» **WRITTEN PROBLEM**: Can you transcribe every record below exactly as it appears?

━━━ SOURCE MATERIAL ━━━

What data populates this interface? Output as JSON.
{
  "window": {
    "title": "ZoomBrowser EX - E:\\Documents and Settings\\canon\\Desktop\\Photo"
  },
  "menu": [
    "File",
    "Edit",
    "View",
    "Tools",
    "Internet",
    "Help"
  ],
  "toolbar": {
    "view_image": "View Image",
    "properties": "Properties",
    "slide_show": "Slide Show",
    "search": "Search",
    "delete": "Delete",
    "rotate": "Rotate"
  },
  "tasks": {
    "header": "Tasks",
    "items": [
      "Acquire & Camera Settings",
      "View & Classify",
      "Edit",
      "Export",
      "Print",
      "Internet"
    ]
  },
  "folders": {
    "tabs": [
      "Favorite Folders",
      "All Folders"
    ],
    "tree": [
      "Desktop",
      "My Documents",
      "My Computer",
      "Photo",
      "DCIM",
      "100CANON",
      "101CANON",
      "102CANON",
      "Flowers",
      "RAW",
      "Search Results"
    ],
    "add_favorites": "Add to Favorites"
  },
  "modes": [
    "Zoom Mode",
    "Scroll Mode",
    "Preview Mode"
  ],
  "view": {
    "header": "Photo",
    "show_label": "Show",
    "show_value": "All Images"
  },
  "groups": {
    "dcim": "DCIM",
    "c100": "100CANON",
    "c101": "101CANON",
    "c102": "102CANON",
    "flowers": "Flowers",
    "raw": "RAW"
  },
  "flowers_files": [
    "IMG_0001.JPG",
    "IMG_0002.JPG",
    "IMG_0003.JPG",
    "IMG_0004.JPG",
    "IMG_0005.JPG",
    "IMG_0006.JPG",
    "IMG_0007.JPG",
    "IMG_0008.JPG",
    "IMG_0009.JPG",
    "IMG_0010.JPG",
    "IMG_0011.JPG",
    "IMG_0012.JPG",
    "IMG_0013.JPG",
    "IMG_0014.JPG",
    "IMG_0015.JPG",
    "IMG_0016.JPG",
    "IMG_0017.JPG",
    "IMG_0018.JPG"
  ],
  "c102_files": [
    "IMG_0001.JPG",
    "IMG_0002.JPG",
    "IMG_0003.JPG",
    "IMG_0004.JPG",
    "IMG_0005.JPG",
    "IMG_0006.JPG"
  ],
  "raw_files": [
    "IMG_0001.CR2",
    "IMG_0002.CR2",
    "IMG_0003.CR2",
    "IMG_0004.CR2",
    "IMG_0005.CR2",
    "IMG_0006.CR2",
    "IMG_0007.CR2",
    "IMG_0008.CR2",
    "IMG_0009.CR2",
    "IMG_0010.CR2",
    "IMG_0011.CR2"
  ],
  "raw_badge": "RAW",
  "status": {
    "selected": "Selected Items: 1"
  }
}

━━━

» **RESULT**:
What data populates this interface? Output as JSON.
{
  "window": {
    "title": "ZoomBrowser EX - E:\\Documents and Settings\\canon\\Desktop\\Photo"
  },
  "menu": [
    "File",
    "Edit",
    "View",
    "Tools",
    "Internet",
    "Help"
  ],
  "toolbar": {
    "view_image": "View Image",
    "properties": "Properties",
    "slide_show": "Slide Show",
    "search": "Search",
    "delete": "Delete",
    "rotate": "Rotate"
  },
  "tasks": {
    "header": "Tasks",
    "items": [
      "Acquire & Camera Settings",
      "View & Classify",
      "Edit",
      "Export",
      "Print",
      "Internet"
    ]
  },
  "folders": {
    "tabs": [
      "Favorite Folders",
      "All Folders"
    ],
    "tree": [
      "Desktop",
      "My Documents",
      "My Computer",
      "Photo",
      "DCIM",
      "100CANON",
      "101CANON",
      "102CANON",
      "Flowers",
      "RAW",
      "Search Results"
    ],
    "add_favorites": "Add to Favorites"
  },
  "modes": [
    "Zoom Mode",
    "Scroll Mode",
    "Preview Mode"
  ],
  "view": {
    "header": "Photo",
    "show_label": "Show",
    "show_value": "All Images"
  },
  "groups": {
    "dcim": "DCIM",
    "c100": "100CANON",
    "c101": "101CANON",
    "c102": "102CANON",
    "flowers": "Flowers",
    "raw": "RAW"
  },
  "flowers_files": [
    "IMG_0001.JPG",
    "IMG_0002.JPG",
    "IMG_0003.JPG",
    "IMG_0004.JPG",
    "IMG_0005.JPG",
    "IMG_0006.JPG",
    "IMG_0007.JPG",
    "IMG_0008.JPG",
    "IMG_0009.JPG",
    "IMG_0010.JPG",
    "IMG_0011.JPG",
    "IMG_0012.JPG",
    "IMG_0013.JPG",
    "IMG_0014.JPG",
    "IMG_0015.JPG",
    "IMG_0016.JPG",
    "IMG_0017.JPG",
    "IMG_0018.JPG"
  ],
  "c102_files": [
    "IMG_0001.JPG",
    "IMG_0002.JPG",
    "IMG_0003.JPG",
    "IMG_0004.JPG",
    "IMG_0005.JPG",
    "IMG_0006.JPG"
  ],
  "raw_files": [
    "IMG_0001.CR2",
    "IMG_0002.CR2",
    "IMG_0003.CR2",
    "IMG_0004.CR2",
    "IMG_0005.CR2",
    "IMG_0006.CR2",
    "IMG_0007.CR2",
    "IMG_0008.CR2",
    "IMG_0009.CR2",
    "IMG_0010.CR2",
    "IMG_0011.CR2"
  ],
  "raw_badge": "RAW",
  "status": {
    "selected": "Selected Items: 1"
  }
}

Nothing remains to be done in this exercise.